▶ _Objective_:
Pull out all lines from the listing below in which the word "must" appears.

— START OF Task material —

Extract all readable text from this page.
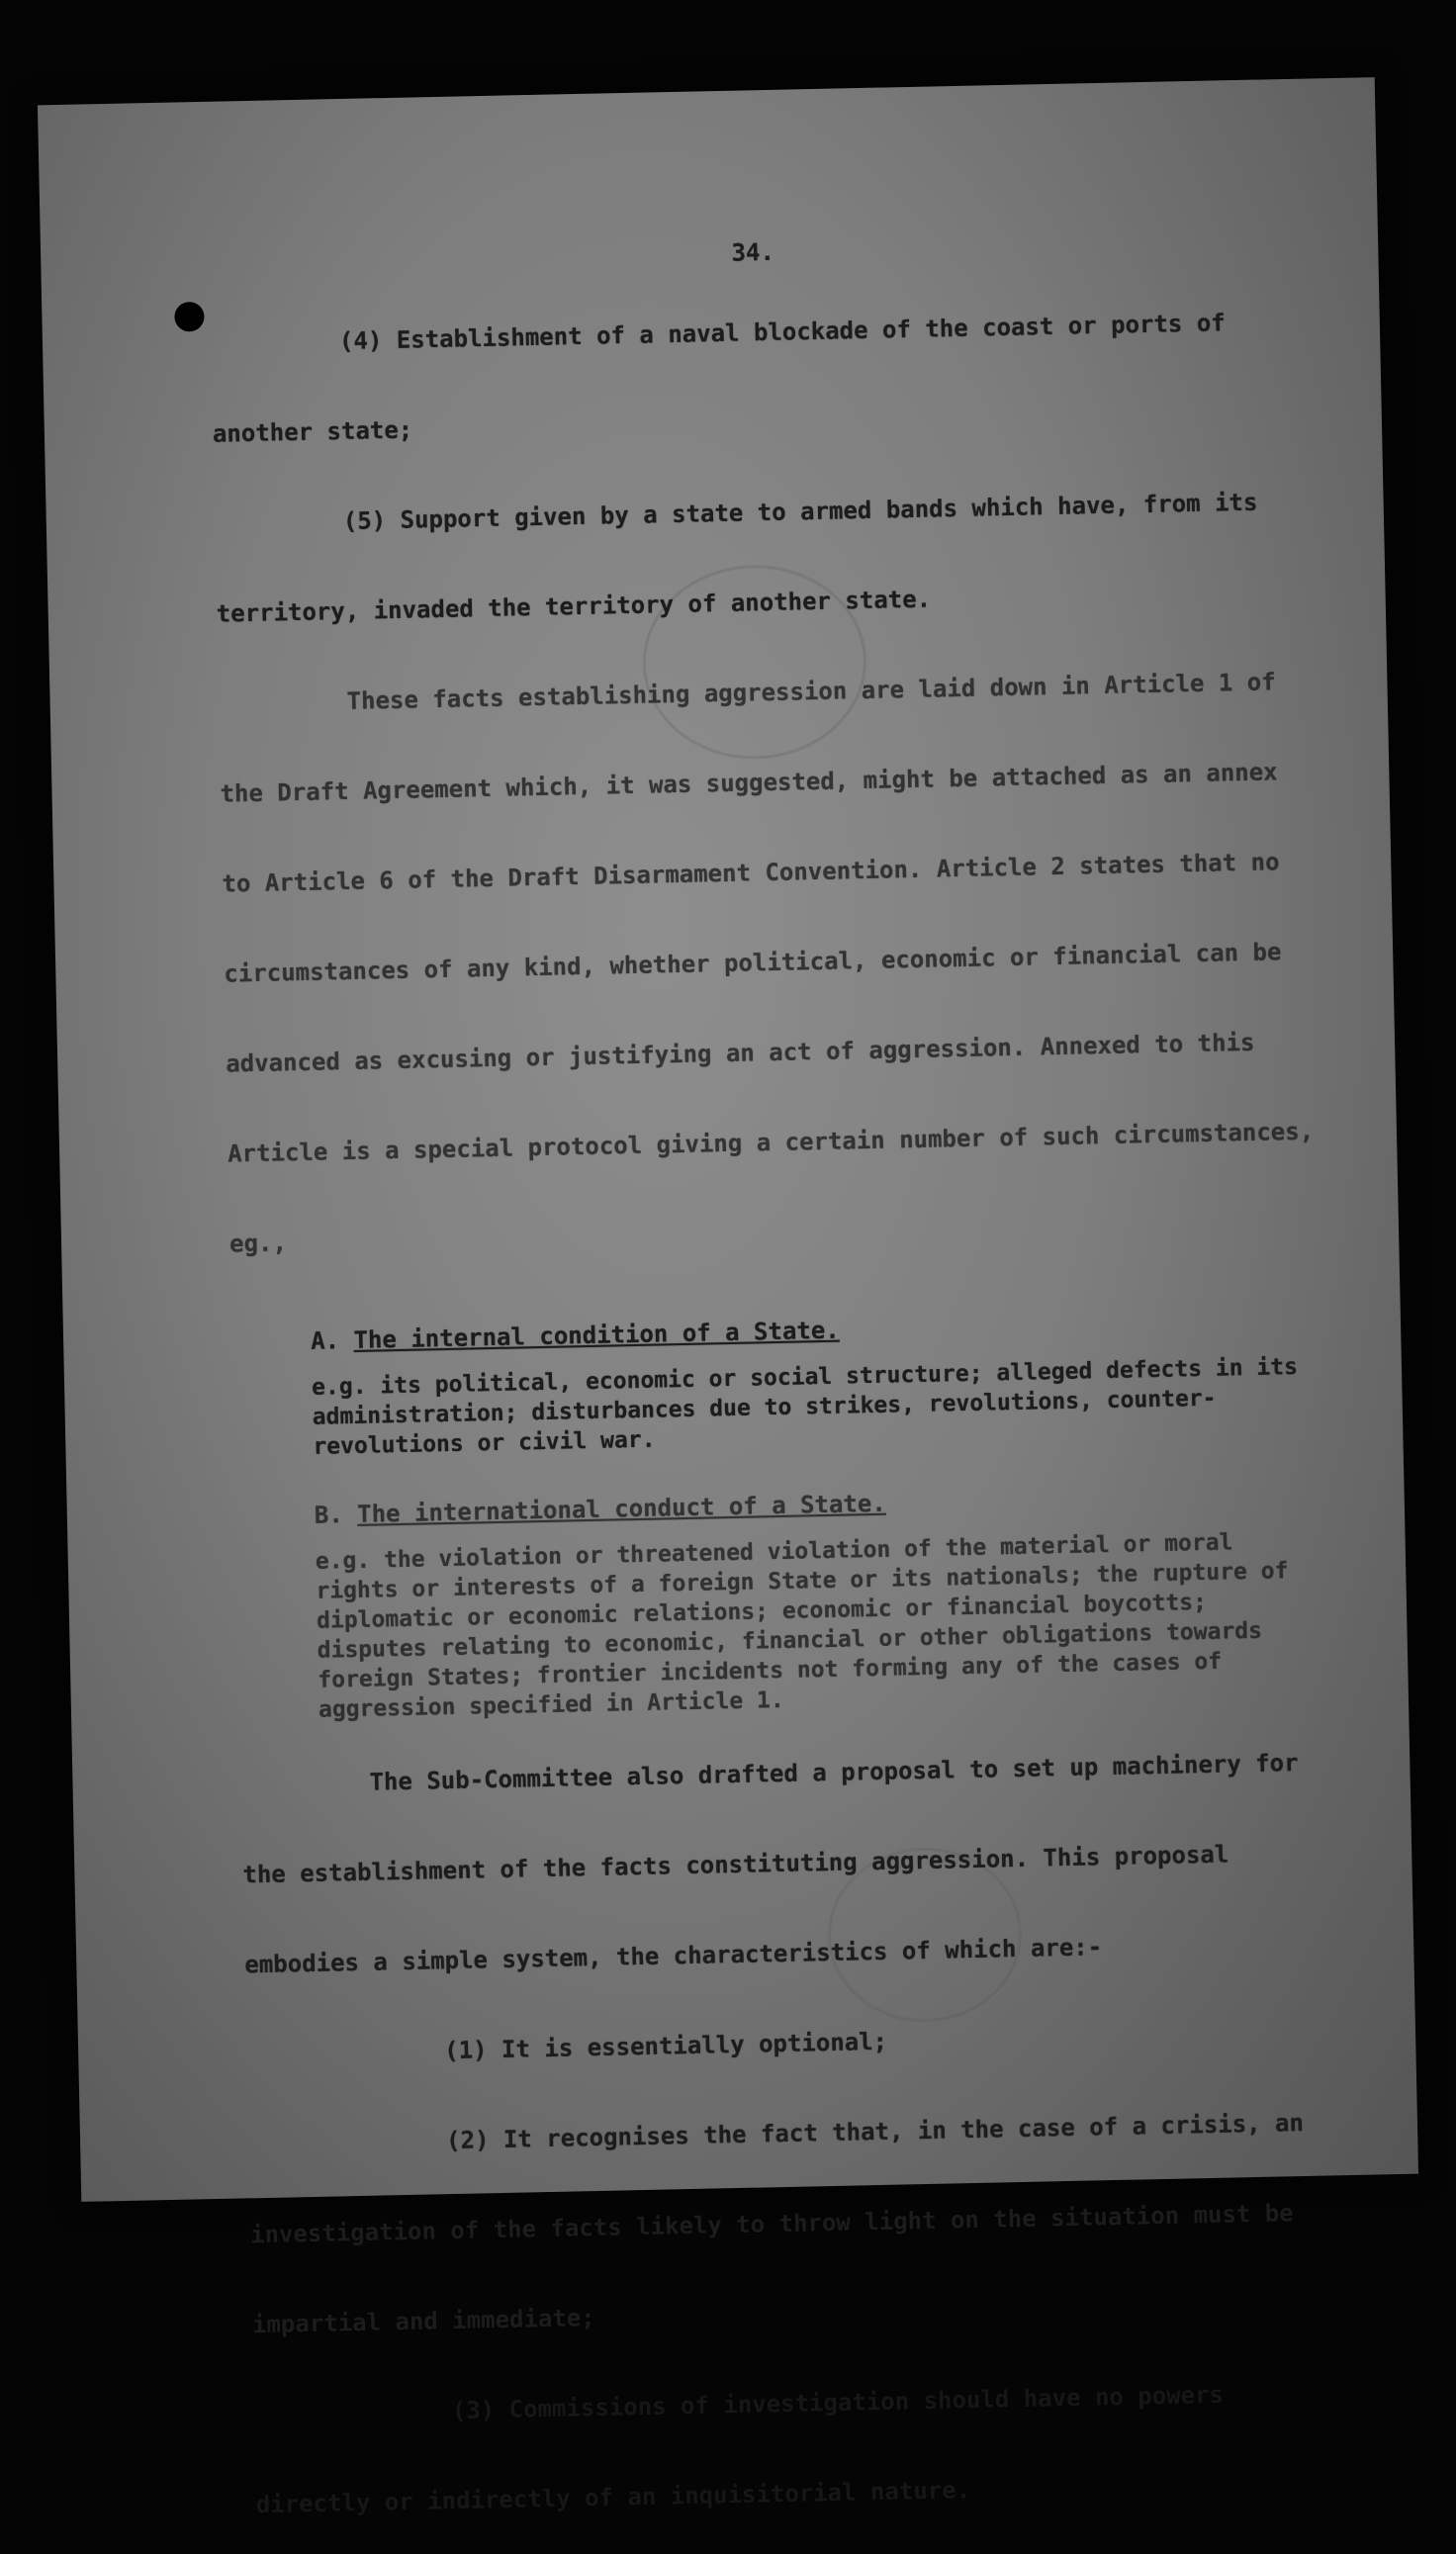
34.

(4) Establishment of a naval blockade of the coast or ports of another state;

(5) Support given by a state to armed bands which have, from its territory, invaded the territory of another state.

These facts establishing aggression are laid down in Article 1 of the Draft Agreement which, it was suggested, might be attached as an annex to Article 6 of the Draft Disarmament Convention. Article 2 states that no circumstances of any kind, whether political, economic or financial can be advanced as excusing or justifying an act of aggression. Annexed to this Article is a special protocol giving a certain number of such circumstances, eg.,

A. The internal condition of a State.
e.g. its political, economic or social structure; alleged defects in its administration; disturbances due to strikes, revolutions, counter-revolutions or civil war.
B. The international conduct of a State.
e.g. the violation or threatened violation of the material or moral rights or interests of a foreign State or its nationals; the rupture of diplomatic or economic relations; economic or financial boycotts; disputes relating to economic, financial or other obligations towards foreign States; frontier incidents not forming any of the cases of aggression specified in Article 1.

The Sub-Committee also drafted a proposal to set up machinery for the establishment of the facts constituting aggression. This proposal embodies a simple system, the characteristics of which are:-

(1) It is essentially optional;

(2) It recognises the fact that, in the case of a crisis, an investigation of the facts likely to throw light on the situation must be impartial and immediate;

(3) Commissions of investigation should have no powers directly or indirectly of an inquisitorial nature.
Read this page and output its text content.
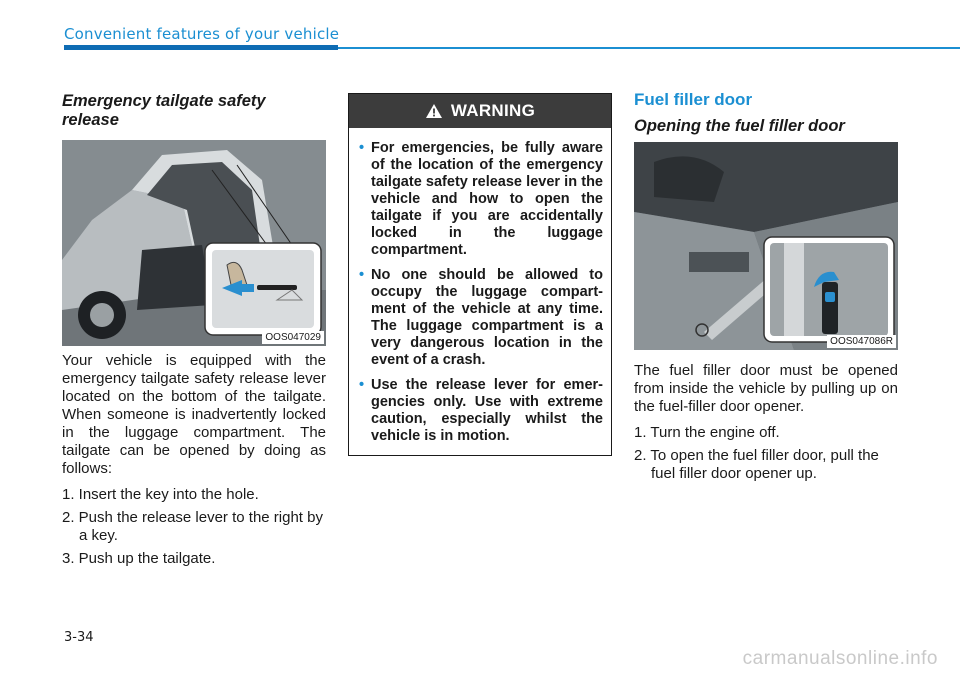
Convenient features of your vehicle
Emergency tailgate safety release
OOS047029

Your vehicle is equipped with the emergency tailgate safety release lever located on the bottom of the tailgate. When someone is inadvertently locked in the luggage compartment. The tailgate can be opened by doing as follows:

1. Insert the key into the hole.
2. Push the release lever to the right by a key.
3. Push up the tailgate.
WARNING

• For emergencies, be fully aware of the location of the emergency tailgate safety release lever in the vehicle and how to open the tailgate if you are accidentally locked in the luggage compartment.

• No one should be allowed to occupy the luggage compartment of the vehicle at any time. The luggage compartment is a very dangerous location in the event of a crash.

• Use the release lever for emergencies only. Use with extreme caution, especially whilst the vehicle is in motion.

Fuel filler door
Opening the fuel filler door
OOS047086R

The fuel filler door must be opened from inside the vehicle by pulling up on the fuel-filler door opener.

1. Turn the engine off.
2. To open the fuel filler door, pull the fuel filler door opener up.
3-34
carmanualsonline.info
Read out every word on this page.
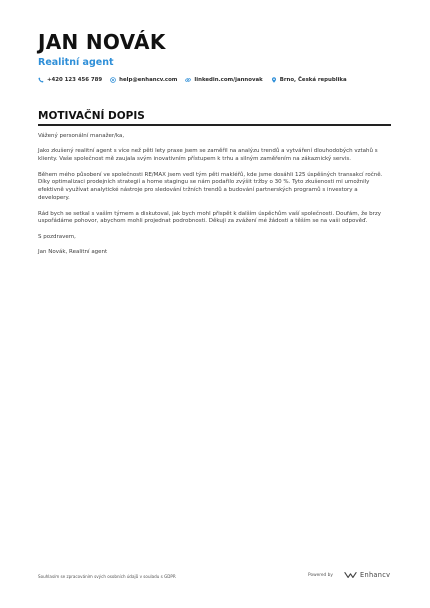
JAN NOVÁK
Realitní agent
+420 123 456 789	help@enhancv.com	linkedin.com/jannovak	Brno, Česká republika
MOTIVAČNÍ DOPIS

Vážený personální manažer/ka,

Jako zkušený realitní agent s více než pěti lety praxe jsem se zaměřil na analýzu trendů a vytváření dlouhodobých vztahů s klienty. Vaše společnost mě zaujala svým inovativním přístupem k trhu a silným zaměřením na zákaznický servis.

Během mého působení ve společnosti RE/MAX jsem vedl tým pěti makléřů, kde jsme dosáhli 125 úspěšných transakcí ročně. Díky optimalizaci prodejních strategií a home stagingu se nám podařilo zvýšit tržby o 30 %. Tyto zkušenosti mi umožnily efektivně využívat analytické nástroje pro sledování tržních trendů a budování partnerských programů s investory a developery.

Rád bych se setkal s vaším týmem a diskutoval, jak bych mohl přispět k dalším úspěchům vaší společnosti. Doufám, že brzy uspořádáme pohovor, abychom mohli projednat podrobnosti. Děkuji za zvážení mé žádosti a těším se na vaši odpověď.

S pozdravem,

Jan Novák, Realitní agent

Souhlasím se zpracováním svých osobních údajů v souladu s GDPR	Powered by	Enhancv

— END OF Task material —

▶ _The completed task_:
(2) It recognises the fact that, in the case of a crisis, an investigation of the facts likely to throw light on the situation must be impartial and immediate;
The fuel filler door must be opened from inside the vehicle by pulling up on the fuel-filler door opener.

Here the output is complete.